* start Recorded data *
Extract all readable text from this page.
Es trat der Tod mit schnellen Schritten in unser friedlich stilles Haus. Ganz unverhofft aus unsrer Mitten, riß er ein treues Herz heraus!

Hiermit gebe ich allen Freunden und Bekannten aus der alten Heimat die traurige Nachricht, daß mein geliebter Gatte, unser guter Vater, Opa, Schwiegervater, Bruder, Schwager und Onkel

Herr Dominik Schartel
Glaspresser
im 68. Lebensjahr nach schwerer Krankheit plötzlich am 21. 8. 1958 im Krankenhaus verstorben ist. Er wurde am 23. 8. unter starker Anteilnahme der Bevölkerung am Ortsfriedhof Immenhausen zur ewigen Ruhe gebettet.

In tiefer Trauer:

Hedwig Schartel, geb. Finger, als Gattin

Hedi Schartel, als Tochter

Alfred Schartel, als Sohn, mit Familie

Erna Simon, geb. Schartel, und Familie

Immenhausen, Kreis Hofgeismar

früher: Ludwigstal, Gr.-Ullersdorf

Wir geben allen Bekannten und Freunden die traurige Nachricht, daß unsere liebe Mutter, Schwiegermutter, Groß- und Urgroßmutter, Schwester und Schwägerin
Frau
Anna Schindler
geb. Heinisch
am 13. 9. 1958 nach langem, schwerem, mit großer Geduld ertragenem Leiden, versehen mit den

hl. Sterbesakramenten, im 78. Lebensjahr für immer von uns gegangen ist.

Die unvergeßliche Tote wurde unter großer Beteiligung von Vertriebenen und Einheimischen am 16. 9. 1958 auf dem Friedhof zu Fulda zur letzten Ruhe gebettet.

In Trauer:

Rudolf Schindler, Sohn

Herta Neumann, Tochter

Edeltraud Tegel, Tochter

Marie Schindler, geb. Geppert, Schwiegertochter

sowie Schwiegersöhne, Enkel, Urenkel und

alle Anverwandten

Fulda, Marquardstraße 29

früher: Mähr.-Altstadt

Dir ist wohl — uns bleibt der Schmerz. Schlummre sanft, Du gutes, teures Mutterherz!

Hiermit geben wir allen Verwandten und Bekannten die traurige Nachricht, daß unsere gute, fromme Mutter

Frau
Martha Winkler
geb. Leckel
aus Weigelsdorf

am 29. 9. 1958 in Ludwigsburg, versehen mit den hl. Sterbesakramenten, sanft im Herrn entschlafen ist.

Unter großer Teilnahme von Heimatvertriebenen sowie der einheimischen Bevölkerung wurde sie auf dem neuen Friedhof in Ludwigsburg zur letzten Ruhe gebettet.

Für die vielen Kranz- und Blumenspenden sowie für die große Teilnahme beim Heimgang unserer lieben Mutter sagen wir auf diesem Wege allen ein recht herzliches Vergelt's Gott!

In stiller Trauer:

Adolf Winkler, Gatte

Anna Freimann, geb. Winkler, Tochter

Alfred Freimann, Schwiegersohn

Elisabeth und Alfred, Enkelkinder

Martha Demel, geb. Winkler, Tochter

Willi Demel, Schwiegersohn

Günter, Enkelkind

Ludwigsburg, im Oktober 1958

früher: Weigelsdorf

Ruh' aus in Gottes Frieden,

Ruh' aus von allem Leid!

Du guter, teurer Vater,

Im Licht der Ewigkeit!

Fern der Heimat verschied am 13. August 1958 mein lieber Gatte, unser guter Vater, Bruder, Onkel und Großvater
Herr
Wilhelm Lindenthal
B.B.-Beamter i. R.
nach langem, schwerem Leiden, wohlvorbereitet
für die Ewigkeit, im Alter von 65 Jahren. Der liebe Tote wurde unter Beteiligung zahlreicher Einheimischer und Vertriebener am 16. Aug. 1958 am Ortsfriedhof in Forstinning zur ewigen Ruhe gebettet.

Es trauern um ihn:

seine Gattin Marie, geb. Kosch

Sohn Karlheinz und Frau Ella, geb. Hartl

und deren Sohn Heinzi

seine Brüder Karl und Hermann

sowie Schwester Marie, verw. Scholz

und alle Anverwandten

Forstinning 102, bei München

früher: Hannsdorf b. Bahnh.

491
* end Recorded data *
§ Requirements
Your answer should be a single number: the count of lines that contain "Schindler".

§ Task response
3